"""

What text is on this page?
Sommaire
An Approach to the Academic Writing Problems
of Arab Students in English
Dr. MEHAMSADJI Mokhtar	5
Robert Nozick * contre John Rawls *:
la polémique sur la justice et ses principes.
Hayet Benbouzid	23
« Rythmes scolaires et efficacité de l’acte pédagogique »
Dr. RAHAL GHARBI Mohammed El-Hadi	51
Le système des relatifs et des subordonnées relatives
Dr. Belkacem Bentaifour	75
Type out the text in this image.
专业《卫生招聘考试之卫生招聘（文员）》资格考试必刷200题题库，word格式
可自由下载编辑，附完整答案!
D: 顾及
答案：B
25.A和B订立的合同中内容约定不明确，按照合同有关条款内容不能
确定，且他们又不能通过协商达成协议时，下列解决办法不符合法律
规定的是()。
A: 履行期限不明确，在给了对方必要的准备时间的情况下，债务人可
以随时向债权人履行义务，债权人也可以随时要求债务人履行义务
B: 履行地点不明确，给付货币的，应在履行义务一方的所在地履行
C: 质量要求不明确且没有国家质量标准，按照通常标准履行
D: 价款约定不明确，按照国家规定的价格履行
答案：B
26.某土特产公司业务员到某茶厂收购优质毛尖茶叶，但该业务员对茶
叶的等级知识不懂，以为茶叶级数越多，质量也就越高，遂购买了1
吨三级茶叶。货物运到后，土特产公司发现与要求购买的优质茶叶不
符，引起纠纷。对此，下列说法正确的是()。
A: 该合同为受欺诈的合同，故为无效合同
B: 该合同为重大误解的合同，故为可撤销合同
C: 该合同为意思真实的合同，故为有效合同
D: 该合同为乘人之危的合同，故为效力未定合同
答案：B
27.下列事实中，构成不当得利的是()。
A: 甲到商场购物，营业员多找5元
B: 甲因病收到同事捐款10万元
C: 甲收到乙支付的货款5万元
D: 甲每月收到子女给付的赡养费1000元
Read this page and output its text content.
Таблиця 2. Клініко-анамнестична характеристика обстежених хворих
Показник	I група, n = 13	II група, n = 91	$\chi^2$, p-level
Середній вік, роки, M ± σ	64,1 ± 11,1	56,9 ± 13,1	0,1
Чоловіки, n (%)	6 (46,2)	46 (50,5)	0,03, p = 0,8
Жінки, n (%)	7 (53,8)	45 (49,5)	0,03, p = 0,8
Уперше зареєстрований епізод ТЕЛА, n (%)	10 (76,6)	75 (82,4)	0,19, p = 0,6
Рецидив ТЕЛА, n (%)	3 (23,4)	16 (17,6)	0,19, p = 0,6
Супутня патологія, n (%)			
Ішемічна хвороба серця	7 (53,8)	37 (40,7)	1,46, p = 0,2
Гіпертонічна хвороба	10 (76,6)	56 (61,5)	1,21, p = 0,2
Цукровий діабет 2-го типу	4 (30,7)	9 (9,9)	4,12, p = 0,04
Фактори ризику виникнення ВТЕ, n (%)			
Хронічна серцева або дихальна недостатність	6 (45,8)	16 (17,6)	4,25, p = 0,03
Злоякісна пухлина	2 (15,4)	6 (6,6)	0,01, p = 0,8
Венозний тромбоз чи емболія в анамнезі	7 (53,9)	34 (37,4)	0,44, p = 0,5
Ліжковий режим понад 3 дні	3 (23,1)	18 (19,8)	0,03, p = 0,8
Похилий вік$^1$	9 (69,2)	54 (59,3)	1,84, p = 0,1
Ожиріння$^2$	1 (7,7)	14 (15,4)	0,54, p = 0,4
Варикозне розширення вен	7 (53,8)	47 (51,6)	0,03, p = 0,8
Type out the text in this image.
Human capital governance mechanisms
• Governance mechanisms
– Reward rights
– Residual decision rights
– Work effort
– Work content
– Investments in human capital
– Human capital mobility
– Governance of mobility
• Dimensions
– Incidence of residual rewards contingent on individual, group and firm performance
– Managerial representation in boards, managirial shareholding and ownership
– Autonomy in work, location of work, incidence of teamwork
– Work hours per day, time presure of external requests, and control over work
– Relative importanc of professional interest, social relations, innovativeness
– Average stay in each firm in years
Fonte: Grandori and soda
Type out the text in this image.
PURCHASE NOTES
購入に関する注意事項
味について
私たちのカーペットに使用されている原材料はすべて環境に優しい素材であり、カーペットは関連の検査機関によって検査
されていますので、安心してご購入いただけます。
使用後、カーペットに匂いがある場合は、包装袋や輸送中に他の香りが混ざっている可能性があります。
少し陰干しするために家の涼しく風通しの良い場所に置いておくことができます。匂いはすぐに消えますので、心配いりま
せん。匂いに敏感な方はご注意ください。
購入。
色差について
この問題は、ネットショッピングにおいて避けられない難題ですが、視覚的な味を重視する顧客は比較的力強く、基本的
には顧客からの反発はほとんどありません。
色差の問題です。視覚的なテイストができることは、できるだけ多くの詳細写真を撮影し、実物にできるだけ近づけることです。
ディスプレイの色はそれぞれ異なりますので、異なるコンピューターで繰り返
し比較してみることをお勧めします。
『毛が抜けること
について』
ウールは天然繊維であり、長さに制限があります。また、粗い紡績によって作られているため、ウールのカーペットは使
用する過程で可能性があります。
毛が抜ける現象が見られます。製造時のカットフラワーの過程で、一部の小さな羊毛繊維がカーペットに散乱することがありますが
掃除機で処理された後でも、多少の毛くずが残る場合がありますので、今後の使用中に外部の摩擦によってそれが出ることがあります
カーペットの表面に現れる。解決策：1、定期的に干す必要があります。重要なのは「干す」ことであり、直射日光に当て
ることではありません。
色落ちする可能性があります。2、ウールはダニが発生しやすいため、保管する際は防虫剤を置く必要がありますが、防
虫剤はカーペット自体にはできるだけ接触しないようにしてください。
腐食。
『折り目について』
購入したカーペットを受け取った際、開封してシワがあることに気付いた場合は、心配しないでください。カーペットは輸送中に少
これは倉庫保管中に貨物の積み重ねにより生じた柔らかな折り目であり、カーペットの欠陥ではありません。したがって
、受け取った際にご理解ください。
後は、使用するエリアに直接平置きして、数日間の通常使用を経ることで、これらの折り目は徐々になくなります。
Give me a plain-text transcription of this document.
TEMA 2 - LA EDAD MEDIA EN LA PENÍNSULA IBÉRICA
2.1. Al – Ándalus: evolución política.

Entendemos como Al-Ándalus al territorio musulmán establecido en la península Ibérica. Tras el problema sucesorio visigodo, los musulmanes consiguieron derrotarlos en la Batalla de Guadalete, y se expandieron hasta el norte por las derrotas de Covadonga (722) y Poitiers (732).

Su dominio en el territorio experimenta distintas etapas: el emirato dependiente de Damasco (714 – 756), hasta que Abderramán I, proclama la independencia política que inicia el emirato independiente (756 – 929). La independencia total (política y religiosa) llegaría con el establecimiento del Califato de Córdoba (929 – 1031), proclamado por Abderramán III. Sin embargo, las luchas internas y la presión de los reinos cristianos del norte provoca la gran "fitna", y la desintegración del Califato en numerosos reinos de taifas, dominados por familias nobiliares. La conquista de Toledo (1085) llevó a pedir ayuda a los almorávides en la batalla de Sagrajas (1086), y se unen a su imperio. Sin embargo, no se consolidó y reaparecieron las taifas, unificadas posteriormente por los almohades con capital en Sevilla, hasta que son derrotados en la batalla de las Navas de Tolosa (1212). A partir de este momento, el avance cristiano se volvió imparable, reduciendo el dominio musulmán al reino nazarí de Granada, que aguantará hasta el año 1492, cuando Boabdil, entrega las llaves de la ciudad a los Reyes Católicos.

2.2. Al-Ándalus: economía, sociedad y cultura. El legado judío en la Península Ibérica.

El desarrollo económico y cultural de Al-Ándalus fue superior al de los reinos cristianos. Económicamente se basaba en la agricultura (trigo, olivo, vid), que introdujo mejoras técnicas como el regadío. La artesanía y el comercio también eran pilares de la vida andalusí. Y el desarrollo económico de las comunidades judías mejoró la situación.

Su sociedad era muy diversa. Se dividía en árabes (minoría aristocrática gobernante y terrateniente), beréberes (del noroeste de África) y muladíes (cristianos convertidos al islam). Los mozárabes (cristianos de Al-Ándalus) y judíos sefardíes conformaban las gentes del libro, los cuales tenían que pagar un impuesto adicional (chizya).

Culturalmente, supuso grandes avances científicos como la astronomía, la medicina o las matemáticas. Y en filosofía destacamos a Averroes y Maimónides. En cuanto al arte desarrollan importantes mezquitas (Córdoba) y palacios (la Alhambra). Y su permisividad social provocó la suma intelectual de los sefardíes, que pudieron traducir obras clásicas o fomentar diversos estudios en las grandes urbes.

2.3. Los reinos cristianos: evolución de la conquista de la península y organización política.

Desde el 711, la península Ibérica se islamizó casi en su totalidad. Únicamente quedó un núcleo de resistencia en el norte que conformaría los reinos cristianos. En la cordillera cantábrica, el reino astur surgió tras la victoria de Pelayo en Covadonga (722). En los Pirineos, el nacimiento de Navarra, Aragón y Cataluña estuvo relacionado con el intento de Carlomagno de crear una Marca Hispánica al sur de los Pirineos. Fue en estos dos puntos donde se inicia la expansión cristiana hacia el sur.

"""

**DIRECTION**
Report the count of lines in the entries that contain the string "firm", and nothing besides it.

**EXERCISE RESULT**
2